→ **Records for this task**:
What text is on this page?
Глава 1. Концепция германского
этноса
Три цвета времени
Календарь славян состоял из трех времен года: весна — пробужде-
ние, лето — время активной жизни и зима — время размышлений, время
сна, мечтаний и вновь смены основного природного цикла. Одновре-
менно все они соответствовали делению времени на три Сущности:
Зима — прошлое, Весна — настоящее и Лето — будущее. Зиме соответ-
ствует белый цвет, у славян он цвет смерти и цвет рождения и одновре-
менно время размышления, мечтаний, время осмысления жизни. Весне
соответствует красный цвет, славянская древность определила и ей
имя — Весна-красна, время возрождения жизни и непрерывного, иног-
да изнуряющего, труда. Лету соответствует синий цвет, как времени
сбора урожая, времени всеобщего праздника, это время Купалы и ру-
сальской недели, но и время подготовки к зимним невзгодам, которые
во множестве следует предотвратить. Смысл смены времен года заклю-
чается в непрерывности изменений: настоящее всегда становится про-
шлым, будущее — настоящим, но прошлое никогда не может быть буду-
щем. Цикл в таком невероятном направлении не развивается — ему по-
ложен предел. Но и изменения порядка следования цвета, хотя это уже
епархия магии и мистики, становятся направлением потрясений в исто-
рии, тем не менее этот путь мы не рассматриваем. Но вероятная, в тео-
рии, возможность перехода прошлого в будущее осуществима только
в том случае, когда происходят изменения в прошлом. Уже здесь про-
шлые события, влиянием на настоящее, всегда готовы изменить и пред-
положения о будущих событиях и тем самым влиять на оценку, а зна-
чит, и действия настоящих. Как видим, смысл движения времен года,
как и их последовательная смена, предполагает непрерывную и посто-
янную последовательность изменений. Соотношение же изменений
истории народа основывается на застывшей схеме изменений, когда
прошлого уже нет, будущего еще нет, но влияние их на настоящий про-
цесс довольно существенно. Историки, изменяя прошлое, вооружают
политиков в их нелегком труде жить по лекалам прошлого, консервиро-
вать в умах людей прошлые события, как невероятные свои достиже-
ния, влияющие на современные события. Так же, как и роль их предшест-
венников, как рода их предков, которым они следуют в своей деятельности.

→ **Objective**:
Give a single number: the count of lines above that include the word "менно".

→ **Answer to the problem**:
2